INSTRUCTIONS TO FOLLOW
Filter the records below for the word "user". Copy each line that holds it.

━━━ PROVIDED RECORDS ━━━

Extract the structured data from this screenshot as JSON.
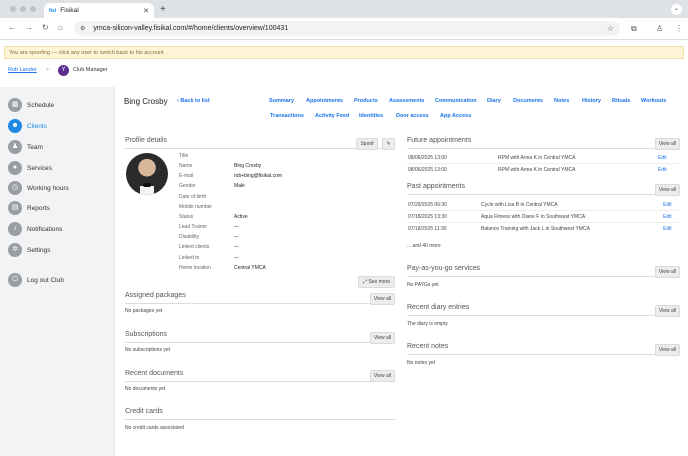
{
  "browser": {
    "tab_title": "Fisikal",
    "favicon": "fisi",
    "url": "ymca-silicon-valley.fisikal.com/#/home/clients/overview/100431"
  },
  "banner": {
    "text": "You are spoofing — click any user to switch back to his account"
  },
  "breadcrumb": {
    "user": "Rob Lander",
    "separator": ">",
    "role": "Club Manager"
  },
  "sidebar": {
    "items": [
      {
        "label": "Schedule",
        "icon": "calendar-icon"
      },
      {
        "label": "Clients",
        "icon": "clients-icon",
        "active": true
      },
      {
        "label": "Team",
        "icon": "team-icon"
      },
      {
        "label": "Services",
        "icon": "services-icon"
      },
      {
        "label": "Working hours",
        "icon": "clock-icon"
      },
      {
        "label": "Reports",
        "icon": "reports-icon"
      },
      {
        "label": "Notifications",
        "icon": "bell-icon"
      },
      {
        "label": "Settings",
        "icon": "gear-icon"
      },
      {
        "label": "Log out Club",
        "icon": "logout-icon"
      }
    ]
  },
  "client": {
    "name": "Bing Crosby",
    "back": "Back to list"
  },
  "nav": {
    "row1": [
      "Summary",
      "Appointments",
      "Products",
      "Assessments",
      "Communication",
      "Diary",
      "Documents",
      "Notes",
      "History",
      "Rituals",
      "Workouts"
    ],
    "row2": [
      "Transactions",
      "Activity Feed",
      "Identities",
      "Door access",
      "App Access"
    ]
  },
  "profile": {
    "title": "Profile details",
    "spoof": "Spoof",
    "see_more": "See more",
    "fields": [
      {
        "label": "Title",
        "value": ""
      },
      {
        "label": "Name",
        "value": "Bing Crosby"
      },
      {
        "label": "E-mail",
        "value": "rob+bing@fisikal.com"
      },
      {
        "label": "Gender",
        "value": "Male"
      },
      {
        "label": "Date of birth",
        "value": ""
      },
      {
        "label": "Mobile number",
        "value": ""
      },
      {
        "label": "Status",
        "value": "Active"
      },
      {
        "label": "Lead Trainer",
        "value": "—"
      },
      {
        "label": "Disability",
        "value": "—"
      },
      {
        "label": "Linked clients",
        "value": "—"
      },
      {
        "label": "Linked to",
        "value": "—"
      },
      {
        "label": "Home location",
        "value": "Central YMCA"
      }
    ]
  },
  "packages": {
    "title": "Assigned packages",
    "view_all": "View all",
    "empty": "No packages yet"
  },
  "subscriptions": {
    "title": "Subscriptions",
    "view_all": "View all",
    "empty": "No subscriptions yet"
  },
  "documents": {
    "title": "Recent documents",
    "view_all": "View all",
    "empty": "No documents yet"
  },
  "credit_cards": {
    "title": "Credit cards",
    "empty": "No credit cards associated"
  },
  "future": {
    "title": "Future appointments",
    "view_all": "View all",
    "edit": "Edit",
    "rows": [
      {
        "date": "08/06/2025 13:00",
        "desc": "RPM with Anna K in Central YMCA"
      },
      {
        "date": "08/06/2025 13:00",
        "desc": "RPM with Anna K in Central YMCA"
      }
    ]
  },
  "past": {
    "title": "Past appointments",
    "view_all": "View all",
    "edit": "Edit",
    "more": "... and 40 more",
    "rows": [
      {
        "date": "07/29/2025 06:30",
        "desc": "Cycle with Lisa B in Central YMCA"
      },
      {
        "date": "07/18/2025 13:30",
        "desc": "Aqua Fitness with Diane F in Southwest YMCA"
      },
      {
        "date": "07/18/2025 11:30",
        "desc": "Balance Training with Jack L in Southwest YMCA"
      }
    ]
  },
  "payg": {
    "title": "Pay-as-you-go services",
    "view_all": "View all",
    "empty": "No PAYGs yet"
  },
  "diary": {
    "title": "Recent diary entries",
    "view_all": "View all",
    "empty": "The diary is empty"
  },
  "notes": {
    "title": "Recent notes",
    "view_all": "View all",
    "empty": "No notes yet"
  },
  "colors": {
    "accent": "#1e88e5",
    "link": "#1a73e8",
    "banner": "#fdf5d6"
  }
}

━━━

WRITTEN ANSWER
    "text": "You are spoofing — click any user to switch back to his account"
    "user": "Rob Lander",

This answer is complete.